Locate all lines with the word "bent" and copy them out.
[START OF GIVEN ENTRIES]
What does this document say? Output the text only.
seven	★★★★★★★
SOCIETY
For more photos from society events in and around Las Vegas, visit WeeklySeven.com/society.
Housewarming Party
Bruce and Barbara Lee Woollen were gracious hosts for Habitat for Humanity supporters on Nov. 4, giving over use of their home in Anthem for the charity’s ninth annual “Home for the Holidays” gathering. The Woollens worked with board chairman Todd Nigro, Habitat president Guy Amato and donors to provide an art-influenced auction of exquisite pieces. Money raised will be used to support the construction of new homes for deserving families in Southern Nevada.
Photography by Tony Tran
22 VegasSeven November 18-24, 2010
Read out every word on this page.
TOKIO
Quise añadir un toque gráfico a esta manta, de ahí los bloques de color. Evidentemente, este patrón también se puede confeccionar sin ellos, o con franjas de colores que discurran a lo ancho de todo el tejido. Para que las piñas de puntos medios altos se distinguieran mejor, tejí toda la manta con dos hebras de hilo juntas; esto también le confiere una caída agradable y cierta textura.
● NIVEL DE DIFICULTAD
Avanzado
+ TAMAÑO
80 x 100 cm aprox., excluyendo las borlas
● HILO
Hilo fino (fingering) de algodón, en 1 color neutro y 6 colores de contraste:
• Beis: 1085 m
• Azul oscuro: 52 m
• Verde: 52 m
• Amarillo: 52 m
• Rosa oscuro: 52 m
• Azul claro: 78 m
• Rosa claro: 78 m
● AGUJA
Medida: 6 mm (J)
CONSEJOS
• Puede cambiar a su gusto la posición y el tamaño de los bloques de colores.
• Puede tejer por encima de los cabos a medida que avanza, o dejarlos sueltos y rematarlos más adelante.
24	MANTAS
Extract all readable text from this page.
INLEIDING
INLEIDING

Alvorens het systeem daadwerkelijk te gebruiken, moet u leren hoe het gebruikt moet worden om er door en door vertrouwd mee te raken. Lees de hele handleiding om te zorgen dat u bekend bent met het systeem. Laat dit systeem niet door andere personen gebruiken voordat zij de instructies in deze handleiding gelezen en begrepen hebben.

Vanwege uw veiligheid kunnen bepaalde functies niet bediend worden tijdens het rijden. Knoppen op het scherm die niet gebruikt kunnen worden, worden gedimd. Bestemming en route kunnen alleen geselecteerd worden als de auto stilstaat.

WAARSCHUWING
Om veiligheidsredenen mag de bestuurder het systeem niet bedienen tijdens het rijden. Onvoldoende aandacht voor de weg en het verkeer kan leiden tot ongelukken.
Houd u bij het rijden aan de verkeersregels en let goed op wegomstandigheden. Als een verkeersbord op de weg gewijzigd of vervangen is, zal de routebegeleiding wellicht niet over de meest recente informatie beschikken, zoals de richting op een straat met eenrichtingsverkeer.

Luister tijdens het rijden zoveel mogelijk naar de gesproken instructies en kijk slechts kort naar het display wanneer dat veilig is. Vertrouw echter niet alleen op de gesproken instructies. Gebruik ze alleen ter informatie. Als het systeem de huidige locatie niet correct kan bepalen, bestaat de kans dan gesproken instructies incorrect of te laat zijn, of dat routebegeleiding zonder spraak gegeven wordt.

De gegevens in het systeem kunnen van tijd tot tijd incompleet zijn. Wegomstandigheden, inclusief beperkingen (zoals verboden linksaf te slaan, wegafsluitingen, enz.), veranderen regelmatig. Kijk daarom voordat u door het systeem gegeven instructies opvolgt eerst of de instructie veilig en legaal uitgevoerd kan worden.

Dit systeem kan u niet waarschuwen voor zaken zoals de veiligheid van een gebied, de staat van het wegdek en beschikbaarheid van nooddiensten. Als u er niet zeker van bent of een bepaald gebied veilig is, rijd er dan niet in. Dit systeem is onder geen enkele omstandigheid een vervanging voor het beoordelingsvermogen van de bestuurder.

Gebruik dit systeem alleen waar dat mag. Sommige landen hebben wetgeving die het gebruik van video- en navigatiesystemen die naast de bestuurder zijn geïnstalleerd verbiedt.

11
[END OF GIVEN ENTRIES]
▶ **EXPECTED ANSWER**
Alvorens het systeem daadwerkelijk te gebruiken, moet u leren hoe het gebruikt moet worden om er door en door vertrouwd mee te raken. Lees de hele handleiding om te zorgen dat u bekend bent met het systeem. Laat dit systeem niet door andere personen gebruiken voordat zij de instructies in deze handleiding gelezen en begrepen hebben.
Dit systeem kan u niet waarschuwen voor zaken zoals de veiligheid van een gebied, de staat van het wegdek en beschikbaarheid van nooddiensten. Als u er niet zeker van bent of een bepaald gebied veilig is, rijd er dan niet in. Dit systeem is onder geen enkele omstandigheid een vervanging voor het beoordelingsvermogen van de bestuurder.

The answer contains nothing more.